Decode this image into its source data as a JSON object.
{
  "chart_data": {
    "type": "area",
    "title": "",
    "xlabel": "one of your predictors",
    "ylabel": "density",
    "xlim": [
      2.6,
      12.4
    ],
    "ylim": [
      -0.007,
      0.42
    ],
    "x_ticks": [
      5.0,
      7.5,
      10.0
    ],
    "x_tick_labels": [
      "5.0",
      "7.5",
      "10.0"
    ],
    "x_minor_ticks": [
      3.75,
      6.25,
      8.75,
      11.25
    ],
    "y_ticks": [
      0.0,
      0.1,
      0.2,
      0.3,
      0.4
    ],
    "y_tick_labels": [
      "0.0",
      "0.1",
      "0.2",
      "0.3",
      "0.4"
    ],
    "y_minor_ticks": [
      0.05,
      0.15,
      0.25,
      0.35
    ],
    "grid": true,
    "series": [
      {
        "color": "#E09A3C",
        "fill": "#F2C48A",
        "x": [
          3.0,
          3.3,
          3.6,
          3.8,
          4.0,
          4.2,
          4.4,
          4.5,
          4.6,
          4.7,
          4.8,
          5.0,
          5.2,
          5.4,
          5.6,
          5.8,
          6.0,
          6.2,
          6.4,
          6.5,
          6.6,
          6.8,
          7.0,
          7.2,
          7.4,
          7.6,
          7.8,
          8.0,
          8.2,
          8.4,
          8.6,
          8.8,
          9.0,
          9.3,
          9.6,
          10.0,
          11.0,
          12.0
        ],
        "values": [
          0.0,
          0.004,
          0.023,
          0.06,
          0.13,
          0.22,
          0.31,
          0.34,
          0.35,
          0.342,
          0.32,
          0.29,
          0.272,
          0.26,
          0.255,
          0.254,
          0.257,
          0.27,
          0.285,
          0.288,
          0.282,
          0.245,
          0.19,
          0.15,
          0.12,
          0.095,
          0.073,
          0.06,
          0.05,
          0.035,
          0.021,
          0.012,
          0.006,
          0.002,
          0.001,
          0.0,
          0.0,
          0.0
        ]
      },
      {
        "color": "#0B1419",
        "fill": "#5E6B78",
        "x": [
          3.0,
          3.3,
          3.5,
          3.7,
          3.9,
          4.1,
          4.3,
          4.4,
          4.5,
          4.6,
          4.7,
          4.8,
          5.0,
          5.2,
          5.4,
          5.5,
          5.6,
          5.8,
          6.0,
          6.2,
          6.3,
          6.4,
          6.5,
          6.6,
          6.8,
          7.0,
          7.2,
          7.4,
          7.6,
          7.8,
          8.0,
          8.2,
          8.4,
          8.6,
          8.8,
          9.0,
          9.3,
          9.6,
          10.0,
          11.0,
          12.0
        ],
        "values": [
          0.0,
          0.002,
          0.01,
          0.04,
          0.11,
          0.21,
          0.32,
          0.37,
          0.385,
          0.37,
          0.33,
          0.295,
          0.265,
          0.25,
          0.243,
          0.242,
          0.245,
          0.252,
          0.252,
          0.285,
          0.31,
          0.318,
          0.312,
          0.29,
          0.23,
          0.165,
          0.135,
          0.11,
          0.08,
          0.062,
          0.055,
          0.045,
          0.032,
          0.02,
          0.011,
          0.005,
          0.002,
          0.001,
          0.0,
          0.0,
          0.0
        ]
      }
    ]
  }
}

What the task requires
Copy each line of the data above without altering a single character.

Correct response
Decode this image into its source data as a JSON object.
{
  "chart_data": {
    "type": "area",
    "title": "",
    "xlabel": "one of your predictors",
    "ylabel": "density",
    "xlim": [
      2.6,
      12.4
    ],
    "ylim": [
      -0.007,
      0.42
    ],
    "x_ticks": [
      5.0,
      7.5,
      10.0
    ],
    "x_tick_labels": [
      "5.0",
      "7.5",
      "10.0"
    ],
    "x_minor_ticks": [
      3.75,
      6.25,
      8.75,
      11.25
    ],
    "y_ticks": [
      0.0,
      0.1,
      0.2,
      0.3,
      0.4
    ],
    "y_tick_labels": [
      "0.0",
      "0.1",
      "0.2",
      "0.3",
      "0.4"
    ],
    "y_minor_ticks": [
      0.05,
      0.15,
      0.25,
      0.35
    ],
    "grid": true,
    "series": [
      {
        "color": "#E09A3C",
        "fill": "#F2C48A",
        "x": [
          3.0,
          3.3,
          3.6,
          3.8,
          4.0,
          4.2,
          4.4,
          4.5,
          4.6,
          4.7,
          4.8,
          5.0,
          5.2,
          5.4,
          5.6,
          5.8,
          6.0,
          6.2,
          6.4,
          6.5,
          6.6,
          6.8,
          7.0,
          7.2,
          7.4,
          7.6,
          7.8,
          8.0,
          8.2,
          8.4,
          8.6,
          8.8,
          9.0,
          9.3,
          9.6,
          10.0,
          11.0,
          12.0
        ],
        "values": [
          0.0,
          0.004,
          0.023,
          0.06,
          0.13,
          0.22,
          0.31,
          0.34,
          0.35,
          0.342,
          0.32,
          0.29,
          0.272,
          0.26,
          0.255,
          0.254,
          0.257,
          0.27,
          0.285,
          0.288,
          0.282,
          0.245,
          0.19,
          0.15,
          0.12,
          0.095,
          0.073,
          0.06,
          0.05,
          0.035,
          0.021,
          0.012,
          0.006,
          0.002,
          0.001,
          0.0,
          0.0,
          0.0
        ]
      },
      {
        "color": "#0B1419",
        "fill": "#5E6B78",
        "x": [
          3.0,
          3.3,
          3.5,
          3.7,
          3.9,
          4.1,
          4.3,
          4.4,
          4.5,
          4.6,
          4.7,
          4.8,
          5.0,
          5.2,
          5.4,
          5.5,
          5.6,
          5.8,
          6.0,
          6.2,
          6.3,
          6.4,
          6.5,
          6.6,
          6.8,
          7.0,
          7.2,
          7.4,
          7.6,
          7.8,
          8.0,
          8.2,
          8.4,
          8.6,
          8.8,
          9.0,
          9.3,
          9.6,
          10.0,
          11.0,
          12.0
        ],
        "values": [
          0.0,
          0.002,
          0.01,
          0.04,
          0.11,
          0.21,
          0.32,
          0.37,
          0.385,
          0.37,
          0.33,
          0.295,
          0.265,
          0.25,
          0.243,
          0.242,
          0.245,
          0.252,
          0.252,
          0.285,
          0.31,
          0.318,
          0.312,
          0.29,
          0.23,
          0.165,
          0.135,
          0.11,
          0.08,
          0.062,
          0.055,
          0.045,
          0.032,
          0.02,
          0.011,
          0.005,
          0.002,
          0.001,
          0.0,
          0.0,
          0.0
        ]
      }
    ]
  }
}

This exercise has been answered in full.